Objective: Where a line below holds the string "between", copy that line.

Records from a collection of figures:

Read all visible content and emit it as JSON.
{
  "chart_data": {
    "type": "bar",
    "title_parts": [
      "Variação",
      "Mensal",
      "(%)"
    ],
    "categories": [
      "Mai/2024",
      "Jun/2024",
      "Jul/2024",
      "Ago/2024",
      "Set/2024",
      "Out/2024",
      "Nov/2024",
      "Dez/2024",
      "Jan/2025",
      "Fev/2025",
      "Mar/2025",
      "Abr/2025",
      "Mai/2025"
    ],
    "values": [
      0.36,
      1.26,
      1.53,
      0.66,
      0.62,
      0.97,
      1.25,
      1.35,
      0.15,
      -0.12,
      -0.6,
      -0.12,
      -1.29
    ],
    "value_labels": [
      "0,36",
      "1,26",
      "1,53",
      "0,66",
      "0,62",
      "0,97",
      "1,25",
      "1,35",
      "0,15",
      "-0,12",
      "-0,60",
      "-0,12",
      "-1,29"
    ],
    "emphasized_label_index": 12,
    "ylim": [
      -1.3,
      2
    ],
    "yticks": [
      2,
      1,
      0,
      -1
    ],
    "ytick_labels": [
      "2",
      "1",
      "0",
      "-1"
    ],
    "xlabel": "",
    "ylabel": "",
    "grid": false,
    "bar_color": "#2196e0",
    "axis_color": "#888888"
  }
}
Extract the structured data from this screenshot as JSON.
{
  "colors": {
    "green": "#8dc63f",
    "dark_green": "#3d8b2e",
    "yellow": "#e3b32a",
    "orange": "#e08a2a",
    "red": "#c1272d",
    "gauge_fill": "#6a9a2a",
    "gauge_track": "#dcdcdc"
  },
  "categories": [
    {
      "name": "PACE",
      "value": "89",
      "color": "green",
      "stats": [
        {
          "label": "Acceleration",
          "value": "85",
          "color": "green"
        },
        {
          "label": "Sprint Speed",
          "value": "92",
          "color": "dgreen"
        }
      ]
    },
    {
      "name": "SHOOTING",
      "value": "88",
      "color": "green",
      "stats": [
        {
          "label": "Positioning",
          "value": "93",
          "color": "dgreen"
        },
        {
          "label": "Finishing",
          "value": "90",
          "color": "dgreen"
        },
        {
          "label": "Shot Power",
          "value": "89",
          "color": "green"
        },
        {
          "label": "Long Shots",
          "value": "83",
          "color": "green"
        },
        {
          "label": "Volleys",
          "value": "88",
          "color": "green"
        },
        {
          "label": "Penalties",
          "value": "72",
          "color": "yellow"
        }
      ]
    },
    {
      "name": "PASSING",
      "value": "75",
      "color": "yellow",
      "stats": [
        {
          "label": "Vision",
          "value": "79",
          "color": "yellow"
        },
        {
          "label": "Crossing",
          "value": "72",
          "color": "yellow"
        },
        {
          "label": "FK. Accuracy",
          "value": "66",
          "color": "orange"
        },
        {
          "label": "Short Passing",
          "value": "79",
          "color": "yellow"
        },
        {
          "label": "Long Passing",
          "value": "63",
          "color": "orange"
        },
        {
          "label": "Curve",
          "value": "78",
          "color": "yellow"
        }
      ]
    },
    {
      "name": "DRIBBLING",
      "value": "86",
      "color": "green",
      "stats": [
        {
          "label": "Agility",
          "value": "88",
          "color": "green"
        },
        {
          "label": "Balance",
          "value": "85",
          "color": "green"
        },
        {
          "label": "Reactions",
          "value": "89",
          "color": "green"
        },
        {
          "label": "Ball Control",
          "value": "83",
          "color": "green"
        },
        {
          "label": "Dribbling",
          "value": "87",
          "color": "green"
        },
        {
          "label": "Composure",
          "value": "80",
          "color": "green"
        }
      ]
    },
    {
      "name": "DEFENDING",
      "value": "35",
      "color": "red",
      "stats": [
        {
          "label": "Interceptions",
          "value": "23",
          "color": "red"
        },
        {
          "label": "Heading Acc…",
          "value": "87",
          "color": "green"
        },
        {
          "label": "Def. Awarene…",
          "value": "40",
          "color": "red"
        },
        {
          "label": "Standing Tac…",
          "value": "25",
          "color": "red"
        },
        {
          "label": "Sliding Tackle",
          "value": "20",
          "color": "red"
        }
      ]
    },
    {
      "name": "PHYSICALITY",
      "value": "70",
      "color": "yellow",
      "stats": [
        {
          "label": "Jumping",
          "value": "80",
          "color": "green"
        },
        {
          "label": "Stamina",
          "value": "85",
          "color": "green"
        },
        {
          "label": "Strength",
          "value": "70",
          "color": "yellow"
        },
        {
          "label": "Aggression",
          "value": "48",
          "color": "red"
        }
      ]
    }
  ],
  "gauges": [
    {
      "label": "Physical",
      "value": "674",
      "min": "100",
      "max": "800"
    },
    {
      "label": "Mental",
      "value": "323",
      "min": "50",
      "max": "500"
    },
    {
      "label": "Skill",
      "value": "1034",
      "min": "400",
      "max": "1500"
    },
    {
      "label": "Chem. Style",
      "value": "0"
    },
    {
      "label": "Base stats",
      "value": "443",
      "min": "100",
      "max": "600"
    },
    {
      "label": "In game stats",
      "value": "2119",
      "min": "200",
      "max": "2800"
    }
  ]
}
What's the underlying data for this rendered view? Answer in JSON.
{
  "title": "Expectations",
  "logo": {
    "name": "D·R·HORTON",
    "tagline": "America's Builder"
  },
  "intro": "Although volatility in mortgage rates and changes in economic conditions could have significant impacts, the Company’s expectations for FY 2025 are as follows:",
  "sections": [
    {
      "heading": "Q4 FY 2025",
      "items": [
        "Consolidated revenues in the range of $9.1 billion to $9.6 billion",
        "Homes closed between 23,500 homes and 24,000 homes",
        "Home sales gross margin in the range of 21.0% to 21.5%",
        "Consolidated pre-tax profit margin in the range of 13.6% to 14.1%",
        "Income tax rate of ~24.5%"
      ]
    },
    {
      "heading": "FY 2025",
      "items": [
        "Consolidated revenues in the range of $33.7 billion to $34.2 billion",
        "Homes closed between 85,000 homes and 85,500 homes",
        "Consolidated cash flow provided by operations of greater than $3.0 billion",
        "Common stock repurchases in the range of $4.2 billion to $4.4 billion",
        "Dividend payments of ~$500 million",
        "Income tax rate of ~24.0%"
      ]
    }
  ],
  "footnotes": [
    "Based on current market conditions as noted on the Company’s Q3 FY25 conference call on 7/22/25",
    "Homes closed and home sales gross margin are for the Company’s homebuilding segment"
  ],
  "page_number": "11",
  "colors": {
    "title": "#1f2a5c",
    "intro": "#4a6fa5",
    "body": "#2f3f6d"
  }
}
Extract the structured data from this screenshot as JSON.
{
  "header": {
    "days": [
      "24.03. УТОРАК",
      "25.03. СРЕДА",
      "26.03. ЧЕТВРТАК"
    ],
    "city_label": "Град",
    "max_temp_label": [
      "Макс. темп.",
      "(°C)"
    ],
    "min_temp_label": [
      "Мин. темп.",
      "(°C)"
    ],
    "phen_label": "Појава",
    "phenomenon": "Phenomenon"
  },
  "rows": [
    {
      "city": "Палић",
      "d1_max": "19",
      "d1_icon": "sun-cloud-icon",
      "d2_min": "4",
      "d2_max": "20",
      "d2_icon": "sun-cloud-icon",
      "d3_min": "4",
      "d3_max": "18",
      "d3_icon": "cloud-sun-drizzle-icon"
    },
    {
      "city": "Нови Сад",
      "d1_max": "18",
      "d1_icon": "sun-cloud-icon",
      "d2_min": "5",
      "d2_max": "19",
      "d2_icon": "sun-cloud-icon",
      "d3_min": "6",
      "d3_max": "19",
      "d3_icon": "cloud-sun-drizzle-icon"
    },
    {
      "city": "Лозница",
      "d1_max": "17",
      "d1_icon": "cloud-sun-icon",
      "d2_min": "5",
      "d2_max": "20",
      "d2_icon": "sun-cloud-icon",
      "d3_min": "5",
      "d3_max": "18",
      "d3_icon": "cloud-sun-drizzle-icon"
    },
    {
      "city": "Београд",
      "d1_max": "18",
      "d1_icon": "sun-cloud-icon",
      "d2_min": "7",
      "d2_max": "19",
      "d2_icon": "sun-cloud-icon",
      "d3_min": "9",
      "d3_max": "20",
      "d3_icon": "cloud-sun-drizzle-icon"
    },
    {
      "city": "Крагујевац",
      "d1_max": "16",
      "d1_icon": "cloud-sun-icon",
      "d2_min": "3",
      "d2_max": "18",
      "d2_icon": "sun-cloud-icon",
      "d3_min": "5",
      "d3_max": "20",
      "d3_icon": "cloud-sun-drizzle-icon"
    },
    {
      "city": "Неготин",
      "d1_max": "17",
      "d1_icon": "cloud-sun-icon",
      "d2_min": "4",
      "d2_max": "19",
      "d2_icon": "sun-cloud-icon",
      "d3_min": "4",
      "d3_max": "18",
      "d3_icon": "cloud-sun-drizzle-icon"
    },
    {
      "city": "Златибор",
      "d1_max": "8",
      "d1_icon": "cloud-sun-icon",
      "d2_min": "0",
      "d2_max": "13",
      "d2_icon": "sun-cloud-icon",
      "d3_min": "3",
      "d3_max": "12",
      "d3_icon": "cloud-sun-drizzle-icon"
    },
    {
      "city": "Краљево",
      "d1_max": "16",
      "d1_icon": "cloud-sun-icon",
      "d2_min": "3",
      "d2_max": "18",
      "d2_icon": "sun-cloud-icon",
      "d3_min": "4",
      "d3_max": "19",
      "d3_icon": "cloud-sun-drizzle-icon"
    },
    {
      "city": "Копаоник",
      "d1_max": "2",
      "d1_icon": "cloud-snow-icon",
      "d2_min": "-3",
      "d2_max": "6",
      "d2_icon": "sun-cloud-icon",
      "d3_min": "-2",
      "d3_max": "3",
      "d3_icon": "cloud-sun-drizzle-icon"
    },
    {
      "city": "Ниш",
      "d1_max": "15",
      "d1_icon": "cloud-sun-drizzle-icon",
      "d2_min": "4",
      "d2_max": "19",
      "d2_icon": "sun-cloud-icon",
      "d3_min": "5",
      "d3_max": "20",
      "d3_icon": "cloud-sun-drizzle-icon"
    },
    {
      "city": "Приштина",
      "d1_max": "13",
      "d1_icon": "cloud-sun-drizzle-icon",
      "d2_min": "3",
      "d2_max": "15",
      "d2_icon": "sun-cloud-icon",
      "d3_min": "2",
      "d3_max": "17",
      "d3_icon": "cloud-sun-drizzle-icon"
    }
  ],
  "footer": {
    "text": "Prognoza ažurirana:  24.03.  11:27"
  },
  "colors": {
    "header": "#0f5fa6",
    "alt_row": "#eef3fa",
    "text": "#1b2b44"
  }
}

Correct answer:
        "Homes closed between 23,500 homes and 24,000 homes",
        "Homes closed between 85,000 homes and 85,500 homes",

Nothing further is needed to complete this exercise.